*Exercise task*
Give the material again in full, matching it exactly.

*Dataset rows*
────

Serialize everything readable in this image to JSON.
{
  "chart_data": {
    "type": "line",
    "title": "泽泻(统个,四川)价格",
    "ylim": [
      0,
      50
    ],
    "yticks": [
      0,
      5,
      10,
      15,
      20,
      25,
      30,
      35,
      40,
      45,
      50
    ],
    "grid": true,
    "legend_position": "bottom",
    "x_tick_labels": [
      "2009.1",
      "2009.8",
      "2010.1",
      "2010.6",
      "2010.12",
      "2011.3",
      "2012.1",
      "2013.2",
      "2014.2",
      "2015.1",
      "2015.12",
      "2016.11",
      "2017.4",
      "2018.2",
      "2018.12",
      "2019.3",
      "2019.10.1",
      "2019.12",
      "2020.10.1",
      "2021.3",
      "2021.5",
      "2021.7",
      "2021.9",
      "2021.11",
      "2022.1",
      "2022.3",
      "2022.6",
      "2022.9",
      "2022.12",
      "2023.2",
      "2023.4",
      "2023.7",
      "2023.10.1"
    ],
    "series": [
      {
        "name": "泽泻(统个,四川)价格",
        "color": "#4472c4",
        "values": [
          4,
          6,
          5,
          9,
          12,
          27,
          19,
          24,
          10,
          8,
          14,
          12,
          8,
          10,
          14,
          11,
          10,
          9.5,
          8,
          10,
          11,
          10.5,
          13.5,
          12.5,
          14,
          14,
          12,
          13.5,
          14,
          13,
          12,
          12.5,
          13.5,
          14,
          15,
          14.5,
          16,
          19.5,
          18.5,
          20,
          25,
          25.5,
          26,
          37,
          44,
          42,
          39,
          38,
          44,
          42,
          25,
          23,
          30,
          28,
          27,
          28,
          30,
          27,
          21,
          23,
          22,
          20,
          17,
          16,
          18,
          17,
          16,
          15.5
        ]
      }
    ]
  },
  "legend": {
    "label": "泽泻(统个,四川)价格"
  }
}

────

*Expected answer*
Serialize everything readable in this image to JSON.
{
  "chart_data": {
    "type": "line",
    "title": "泽泻(统个,四川)价格",
    "ylim": [
      0,
      50
    ],
    "yticks": [
      0,
      5,
      10,
      15,
      20,
      25,
      30,
      35,
      40,
      45,
      50
    ],
    "grid": true,
    "legend_position": "bottom",
    "x_tick_labels": [
      "2009.1",
      "2009.8",
      "2010.1",
      "2010.6",
      "2010.12",
      "2011.3",
      "2012.1",
      "2013.2",
      "2014.2",
      "2015.1",
      "2015.12",
      "2016.11",
      "2017.4",
      "2018.2",
      "2018.12",
      "2019.3",
      "2019.10.1",
      "2019.12",
      "2020.10.1",
      "2021.3",
      "2021.5",
      "2021.7",
      "2021.9",
      "2021.11",
      "2022.1",
      "2022.3",
      "2022.6",
      "2022.9",
      "2022.12",
      "2023.2",
      "2023.4",
      "2023.7",
      "2023.10.1"
    ],
    "series": [
      {
        "name": "泽泻(统个,四川)价格",
        "color": "#4472c4",
        "values": [
          4,
          6,
          5,
          9,
          12,
          27,
          19,
          24,
          10,
          8,
          14,
          12,
          8,
          10,
          14,
          11,
          10,
          9.5,
          8,
          10,
          11,
          10.5,
          13.5,
          12.5,
          14,
          14,
          12,
          13.5,
          14,
          13,
          12,
          12.5,
          13.5,
          14,
          15,
          14.5,
          16,
          19.5,
          18.5,
          20,
          25,
          25.5,
          26,
          37,
          44,
          42,
          39,
          38,
          44,
          42,
          25,
          23,
          30,
          28,
          27,
          28,
          30,
          27,
          21,
          23,
          22,
          20,
          17,
          16,
          18,
          17,
          16,
          15.5
        ]
      }
    ]
  },
  "legend": {
    "label": "泽泻(统个,四川)价格"
  }
}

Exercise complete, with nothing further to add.